● MATERIAL PROVIDED:
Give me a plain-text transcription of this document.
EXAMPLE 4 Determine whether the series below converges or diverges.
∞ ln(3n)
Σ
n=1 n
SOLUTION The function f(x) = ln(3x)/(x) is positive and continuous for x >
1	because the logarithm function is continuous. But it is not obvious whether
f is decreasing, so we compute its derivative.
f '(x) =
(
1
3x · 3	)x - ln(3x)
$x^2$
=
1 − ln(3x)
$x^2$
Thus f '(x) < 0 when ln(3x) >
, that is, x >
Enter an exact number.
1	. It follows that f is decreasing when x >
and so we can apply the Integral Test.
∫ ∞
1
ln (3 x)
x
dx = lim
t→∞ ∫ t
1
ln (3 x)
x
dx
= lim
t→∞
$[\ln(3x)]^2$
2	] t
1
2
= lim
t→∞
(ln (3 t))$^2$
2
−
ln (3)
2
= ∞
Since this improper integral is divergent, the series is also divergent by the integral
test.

● GIVEN TASK: Find every line in the records above that holds the word "when", and copy each one.

● EXPECTED OUTPUT:
Thus f '(x) < 0 when ln(3x) >
1	. It follows that f is decreasing when x >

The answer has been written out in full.